GOAL
Present the following data again exactly as it is shown.

━━━

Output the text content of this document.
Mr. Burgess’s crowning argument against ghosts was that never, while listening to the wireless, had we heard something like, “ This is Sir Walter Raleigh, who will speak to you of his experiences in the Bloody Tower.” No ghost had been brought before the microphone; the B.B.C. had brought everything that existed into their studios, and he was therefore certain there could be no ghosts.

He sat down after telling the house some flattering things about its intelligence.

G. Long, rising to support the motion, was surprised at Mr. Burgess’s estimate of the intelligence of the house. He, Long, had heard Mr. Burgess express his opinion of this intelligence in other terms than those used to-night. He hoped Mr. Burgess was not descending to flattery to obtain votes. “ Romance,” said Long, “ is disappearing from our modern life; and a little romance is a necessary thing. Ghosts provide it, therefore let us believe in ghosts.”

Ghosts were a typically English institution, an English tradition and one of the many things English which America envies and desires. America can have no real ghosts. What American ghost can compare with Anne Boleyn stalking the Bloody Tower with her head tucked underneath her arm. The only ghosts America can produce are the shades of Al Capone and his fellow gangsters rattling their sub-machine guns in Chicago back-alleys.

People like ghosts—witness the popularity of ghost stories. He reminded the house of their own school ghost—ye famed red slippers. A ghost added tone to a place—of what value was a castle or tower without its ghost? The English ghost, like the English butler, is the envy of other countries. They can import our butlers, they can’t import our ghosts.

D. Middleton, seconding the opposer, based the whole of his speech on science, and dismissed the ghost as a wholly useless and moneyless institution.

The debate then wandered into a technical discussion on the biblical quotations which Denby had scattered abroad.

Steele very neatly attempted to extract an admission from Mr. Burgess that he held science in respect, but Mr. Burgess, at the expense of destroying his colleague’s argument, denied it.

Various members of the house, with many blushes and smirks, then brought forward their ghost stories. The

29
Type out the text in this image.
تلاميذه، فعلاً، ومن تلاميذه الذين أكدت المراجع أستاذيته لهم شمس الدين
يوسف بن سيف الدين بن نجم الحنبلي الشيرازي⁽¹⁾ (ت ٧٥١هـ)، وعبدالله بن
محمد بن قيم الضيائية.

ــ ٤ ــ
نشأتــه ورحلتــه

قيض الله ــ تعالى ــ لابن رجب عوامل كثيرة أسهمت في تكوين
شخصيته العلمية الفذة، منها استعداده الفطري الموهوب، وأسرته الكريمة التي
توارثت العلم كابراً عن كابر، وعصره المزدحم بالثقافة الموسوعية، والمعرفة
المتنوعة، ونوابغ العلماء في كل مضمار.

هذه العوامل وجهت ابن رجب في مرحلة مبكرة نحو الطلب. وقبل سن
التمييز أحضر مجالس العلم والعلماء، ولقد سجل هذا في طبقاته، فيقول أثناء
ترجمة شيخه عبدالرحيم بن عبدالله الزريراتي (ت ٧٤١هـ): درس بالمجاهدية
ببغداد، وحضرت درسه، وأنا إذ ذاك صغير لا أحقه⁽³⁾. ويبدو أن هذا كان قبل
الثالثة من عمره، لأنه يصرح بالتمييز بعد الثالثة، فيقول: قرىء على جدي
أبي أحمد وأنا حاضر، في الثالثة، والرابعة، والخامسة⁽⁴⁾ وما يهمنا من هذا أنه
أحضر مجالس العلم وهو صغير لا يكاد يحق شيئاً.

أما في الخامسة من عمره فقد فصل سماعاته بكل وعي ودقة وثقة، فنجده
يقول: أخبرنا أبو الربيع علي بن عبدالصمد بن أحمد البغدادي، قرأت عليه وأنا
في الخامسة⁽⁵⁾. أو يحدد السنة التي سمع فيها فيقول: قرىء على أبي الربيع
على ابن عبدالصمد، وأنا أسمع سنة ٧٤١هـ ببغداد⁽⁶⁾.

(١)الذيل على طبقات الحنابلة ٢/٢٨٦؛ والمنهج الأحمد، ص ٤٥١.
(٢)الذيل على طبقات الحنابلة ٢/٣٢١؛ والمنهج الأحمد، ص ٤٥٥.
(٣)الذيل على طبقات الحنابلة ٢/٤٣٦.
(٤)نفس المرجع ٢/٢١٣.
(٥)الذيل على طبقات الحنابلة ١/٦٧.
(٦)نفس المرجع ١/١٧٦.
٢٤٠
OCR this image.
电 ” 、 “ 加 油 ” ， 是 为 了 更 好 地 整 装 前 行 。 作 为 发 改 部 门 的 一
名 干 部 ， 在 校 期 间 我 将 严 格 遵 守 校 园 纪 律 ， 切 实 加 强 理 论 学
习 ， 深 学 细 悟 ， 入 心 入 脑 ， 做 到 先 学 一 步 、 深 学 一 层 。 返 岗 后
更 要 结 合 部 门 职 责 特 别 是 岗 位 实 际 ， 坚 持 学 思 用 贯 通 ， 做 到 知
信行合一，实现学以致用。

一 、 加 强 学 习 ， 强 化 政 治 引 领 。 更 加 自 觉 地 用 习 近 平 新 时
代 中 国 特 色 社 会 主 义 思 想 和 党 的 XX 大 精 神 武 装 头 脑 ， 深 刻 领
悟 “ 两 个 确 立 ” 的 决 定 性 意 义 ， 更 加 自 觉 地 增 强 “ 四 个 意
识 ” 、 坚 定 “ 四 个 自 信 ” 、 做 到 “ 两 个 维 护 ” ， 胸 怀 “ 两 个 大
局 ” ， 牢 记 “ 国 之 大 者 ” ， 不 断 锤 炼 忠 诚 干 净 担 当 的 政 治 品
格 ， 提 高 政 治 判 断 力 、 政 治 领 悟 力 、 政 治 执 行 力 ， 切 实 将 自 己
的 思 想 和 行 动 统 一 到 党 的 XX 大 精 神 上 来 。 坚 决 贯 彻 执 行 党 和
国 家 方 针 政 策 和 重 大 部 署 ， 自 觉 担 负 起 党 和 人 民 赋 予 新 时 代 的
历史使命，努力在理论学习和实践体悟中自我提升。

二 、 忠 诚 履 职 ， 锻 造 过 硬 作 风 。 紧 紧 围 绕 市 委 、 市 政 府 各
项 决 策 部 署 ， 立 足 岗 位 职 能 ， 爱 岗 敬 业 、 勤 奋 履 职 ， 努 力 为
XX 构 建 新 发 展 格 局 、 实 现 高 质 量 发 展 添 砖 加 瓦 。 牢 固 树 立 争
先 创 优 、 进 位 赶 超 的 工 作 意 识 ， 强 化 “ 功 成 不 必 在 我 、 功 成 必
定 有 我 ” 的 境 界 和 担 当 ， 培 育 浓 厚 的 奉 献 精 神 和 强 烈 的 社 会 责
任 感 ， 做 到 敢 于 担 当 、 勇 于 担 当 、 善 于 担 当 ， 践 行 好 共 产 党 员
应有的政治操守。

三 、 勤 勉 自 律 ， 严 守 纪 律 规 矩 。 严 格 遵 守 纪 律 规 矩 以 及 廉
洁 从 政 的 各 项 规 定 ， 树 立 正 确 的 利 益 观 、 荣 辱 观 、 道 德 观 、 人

━━━

WORKED ANSWER
Output the text content of this document.
Mr. Burgess’s crowning argument against ghosts was that never, while listening to the wireless, had we heard something like, “ This is Sir Walter Raleigh, who will speak to you of his experiences in the Bloody Tower.” No ghost had been brought before the microphone; the B.B.C. had brought everything that existed into their studios, and he was therefore certain there could be no ghosts.

He sat down after telling the house some flattering things about its intelligence.

G. Long, rising to support the motion, was surprised at Mr. Burgess’s estimate of the intelligence of the house. He, Long, had heard Mr. Burgess express his opinion of this intelligence in other terms than those used to-night. He hoped Mr. Burgess was not descending to flattery to obtain votes. “ Romance,” said Long, “ is disappearing from our modern life; and a little romance is a necessary thing. Ghosts provide it, therefore let us believe in ghosts.”

Ghosts were a typically English institution, an English tradition and one of the many things English which America envies and desires. America can have no real ghosts. What American ghost can compare with Anne Boleyn stalking the Bloody Tower with her head tucked underneath her arm. The only ghosts America can produce are the shades of Al Capone and his fellow gangsters rattling their sub-machine guns in Chicago back-alleys.

People like ghosts—witness the popularity of ghost stories. He reminded the house of their own school ghost—ye famed red slippers. A ghost added tone to a place—of what value was a castle or tower without its ghost? The English ghost, like the English butler, is the envy of other countries. They can import our butlers, they can’t import our ghosts.

D. Middleton, seconding the opposer, based the whole of his speech on science, and dismissed the ghost as a wholly useless and moneyless institution.

The debate then wandered into a technical discussion on the biblical quotations which Denby had scattered abroad.

Steele very neatly attempted to extract an admission from Mr. Burgess that he held science in respect, but Mr. Burgess, at the expense of destroying his colleague’s argument, denied it.

Various members of the house, with many blushes and smirks, then brought forward their ghost stories. The

29
Type out the text in this image.
تلاميذه، فعلاً، ومن تلاميذه الذين أكدت المراجع أستاذيته لهم شمس الدين
يوسف بن سيف الدين بن نجم الحنبلي الشيرازي⁽¹⁾ (ت ٧٥١هـ)، وعبدالله بن
محمد بن قيم الضيائية.

ــ ٤ ــ
نشأتــه ورحلتــه

قيض الله ــ تعالى ــ لابن رجب عوامل كثيرة أسهمت في تكوين
شخصيته العلمية الفذة، منها استعداده الفطري الموهوب، وأسرته الكريمة التي
توارثت العلم كابراً عن كابر، وعصره المزدحم بالثقافة الموسوعية، والمعرفة
المتنوعة، ونوابغ العلماء في كل مضمار.

هذه العوامل وجهت ابن رجب في مرحلة مبكرة نحو الطلب. وقبل سن
التمييز أحضر مجالس العلم والعلماء، ولقد سجل هذا في طبقاته، فيقول أثناء
ترجمة شيخه عبدالرحيم بن عبدالله الزريراتي (ت ٧٤١هـ): درس بالمجاهدية
ببغداد، وحضرت درسه، وأنا إذ ذاك صغير لا أحقه⁽³⁾. ويبدو أن هذا كان قبل
الثالثة من عمره، لأنه يصرح بالتمييز بعد الثالثة، فيقول: قرىء على جدي
أبي أحمد وأنا حاضر، في الثالثة، والرابعة، والخامسة⁽⁴⁾ وما يهمنا من هذا أنه
أحضر مجالس العلم وهو صغير لا يكاد يحق شيئاً.

أما في الخامسة من عمره فقد فصل سماعاته بكل وعي ودقة وثقة، فنجده
يقول: أخبرنا أبو الربيع علي بن عبدالصمد بن أحمد البغدادي، قرأت عليه وأنا
في الخامسة⁽⁵⁾. أو يحدد السنة التي سمع فيها فيقول: قرىء على أبي الربيع
على ابن عبدالصمد، وأنا أسمع سنة ٧٤١هـ ببغداد⁽⁶⁾.

(١)الذيل على طبقات الحنابلة ٢/٢٨٦؛ والمنهج الأحمد، ص ٤٥١.
(٢)الذيل على طبقات الحنابلة ٢/٣٢١؛ والمنهج الأحمد، ص ٤٥٥.
(٣)الذيل على طبقات الحنابلة ٢/٤٣٦.
(٤)نفس المرجع ٢/٢١٣.
(٥)الذيل على طبقات الحنابلة ١/٦٧.
(٦)نفس المرجع ١/١٧٦.
٢٤٠
OCR this image.
电 ” 、 “ 加 油 ” ， 是 为 了 更 好 地 整 装 前 行 。 作 为 发 改 部 门 的 一
名 干 部 ， 在 校 期 间 我 将 严 格 遵 守 校 园 纪 律 ， 切 实 加 强 理 论 学
习 ， 深 学 细 悟 ， 入 心 入 脑 ， 做 到 先 学 一 步 、 深 学 一 层 。 返 岗 后
更 要 结 合 部 门 职 责 特 别 是 岗 位 实 际 ， 坚 持 学 思 用 贯 通 ， 做 到 知
信行合一，实现学以致用。

一 、 加 强 学 习 ， 强 化 政 治 引 领 。 更 加 自 觉 地 用 习 近 平 新 时
代 中 国 特 色 社 会 主 义 思 想 和 党 的 XX 大 精 神 武 装 头 脑 ， 深 刻 领
悟 “ 两 个 确 立 ” 的 决 定 性 意 义 ， 更 加 自 觉 地 增 强 “ 四 个 意
识 ” 、 坚 定 “ 四 个 自 信 ” 、 做 到 “ 两 个 维 护 ” ， 胸 怀 “ 两 个 大
局 ” ， 牢 记 “ 国 之 大 者 ” ， 不 断 锤 炼 忠 诚 干 净 担 当 的 政 治 品
格 ， 提 高 政 治 判 断 力 、 政 治 领 悟 力 、 政 治 执 行 力 ， 切 实 将 自 己
的 思 想 和 行 动 统 一 到 党 的 XX 大 精 神 上 来 。 坚 决 贯 彻 执 行 党 和
国 家 方 针 政 策 和 重 大 部 署 ， 自 觉 担 负 起 党 和 人 民 赋 予 新 时 代 的
历史使命，努力在理论学习和实践体悟中自我提升。

二 、 忠 诚 履 职 ， 锻 造 过 硬 作 风 。 紧 紧 围 绕 市 委 、 市 政 府 各
项 决 策 部 署 ， 立 足 岗 位 职 能 ， 爱 岗 敬 业 、 勤 奋 履 职 ， 努 力 为
XX 构 建 新 发 展 格 局 、 实 现 高 质 量 发 展 添 砖 加 瓦 。 牢 固 树 立 争
先 创 优 、 进 位 赶 超 的 工 作 意 识 ， 强 化 “ 功 成 不 必 在 我 、 功 成 必
定 有 我 ” 的 境 界 和 担 当 ， 培 育 浓 厚 的 奉 献 精 神 和 强 烈 的 社 会 责
任 感 ， 做 到 敢 于 担 当 、 勇 于 担 当 、 善 于 担 当 ， 践 行 好 共 产 党 员
应有的政治操守。

三 、 勤 勉 自 律 ， 严 守 纪 律 规 矩 。 严 格 遵 守 纪 律 规 矩 以 及 廉
洁 从 政 的 各 项 规 定 ， 树 立 正 确 的 利 益 观 、 荣 辱 观 、 道 德 观 、 人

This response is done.